Recorded data:

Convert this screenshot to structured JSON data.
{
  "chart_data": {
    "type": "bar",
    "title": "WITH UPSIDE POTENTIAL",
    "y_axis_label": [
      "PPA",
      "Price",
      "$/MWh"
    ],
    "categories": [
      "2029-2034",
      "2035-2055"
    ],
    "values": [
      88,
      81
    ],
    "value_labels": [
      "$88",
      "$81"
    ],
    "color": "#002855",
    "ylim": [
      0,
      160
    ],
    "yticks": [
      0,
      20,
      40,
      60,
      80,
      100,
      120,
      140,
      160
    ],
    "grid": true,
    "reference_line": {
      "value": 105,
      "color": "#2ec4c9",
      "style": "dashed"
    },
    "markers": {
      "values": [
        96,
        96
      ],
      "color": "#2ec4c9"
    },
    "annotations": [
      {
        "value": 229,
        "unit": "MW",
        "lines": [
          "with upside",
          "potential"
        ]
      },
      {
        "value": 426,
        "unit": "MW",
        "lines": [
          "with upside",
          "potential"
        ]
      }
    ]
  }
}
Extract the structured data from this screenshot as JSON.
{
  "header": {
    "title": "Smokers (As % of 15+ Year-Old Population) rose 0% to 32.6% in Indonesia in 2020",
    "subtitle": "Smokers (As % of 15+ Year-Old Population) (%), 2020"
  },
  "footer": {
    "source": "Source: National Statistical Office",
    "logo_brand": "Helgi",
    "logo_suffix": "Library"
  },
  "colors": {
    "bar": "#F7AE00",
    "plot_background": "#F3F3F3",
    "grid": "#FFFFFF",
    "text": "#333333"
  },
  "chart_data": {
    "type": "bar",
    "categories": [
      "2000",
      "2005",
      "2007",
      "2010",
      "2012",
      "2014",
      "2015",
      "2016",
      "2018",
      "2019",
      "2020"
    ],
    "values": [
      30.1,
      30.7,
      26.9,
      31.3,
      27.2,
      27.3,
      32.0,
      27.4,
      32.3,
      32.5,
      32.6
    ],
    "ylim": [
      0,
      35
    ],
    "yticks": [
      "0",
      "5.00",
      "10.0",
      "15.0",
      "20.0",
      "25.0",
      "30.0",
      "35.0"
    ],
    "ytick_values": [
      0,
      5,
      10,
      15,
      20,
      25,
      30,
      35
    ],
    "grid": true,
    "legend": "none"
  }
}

## [What is expected]
Repeat each record in full; every line must match exactly.

## [Result]
Convert this screenshot to structured JSON data.
{
  "chart_data": {
    "type": "bar",
    "title": "WITH UPSIDE POTENTIAL",
    "y_axis_label": [
      "PPA",
      "Price",
      "$/MWh"
    ],
    "categories": [
      "2029-2034",
      "2035-2055"
    ],
    "values": [
      88,
      81
    ],
    "value_labels": [
      "$88",
      "$81"
    ],
    "color": "#002855",
    "ylim": [
      0,
      160
    ],
    "yticks": [
      0,
      20,
      40,
      60,
      80,
      100,
      120,
      140,
      160
    ],
    "grid": true,
    "reference_line": {
      "value": 105,
      "color": "#2ec4c9",
      "style": "dashed"
    },
    "markers": {
      "values": [
        96,
        96
      ],
      "color": "#2ec4c9"
    },
    "annotations": [
      {
        "value": 229,
        "unit": "MW",
        "lines": [
          "with upside",
          "potential"
        ]
      },
      {
        "value": 426,
        "unit": "MW",
        "lines": [
          "with upside",
          "potential"
        ]
      }
    ]
  }
}
Extract the structured data from this screenshot as JSON.
{
  "header": {
    "title": "Smokers (As % of 15+ Year-Old Population) rose 0% to 32.6% in Indonesia in 2020",
    "subtitle": "Smokers (As % of 15+ Year-Old Population) (%), 2020"
  },
  "footer": {
    "source": "Source: National Statistical Office",
    "logo_brand": "Helgi",
    "logo_suffix": "Library"
  },
  "colors": {
    "bar": "#F7AE00",
    "plot_background": "#F3F3F3",
    "grid": "#FFFFFF",
    "text": "#333333"
  },
  "chart_data": {
    "type": "bar",
    "categories": [
      "2000",
      "2005",
      "2007",
      "2010",
      "2012",
      "2014",
      "2015",
      "2016",
      "2018",
      "2019",
      "2020"
    ],
    "values": [
      30.1,
      30.7,
      26.9,
      31.3,
      27.2,
      27.3,
      32.0,
      27.4,
      32.3,
      32.5,
      32.6
    ],
    "ylim": [
      0,
      35
    ],
    "yticks": [
      "0",
      "5.00",
      "10.0",
      "15.0",
      "20.0",
      "25.0",
      "30.0",
      "35.0"
    ],
    "ytick_values": [
      0,
      5,
      10,
      15,
      20,
      25,
      30,
      35
    ],
    "grid": true,
    "legend": "none"
  }
}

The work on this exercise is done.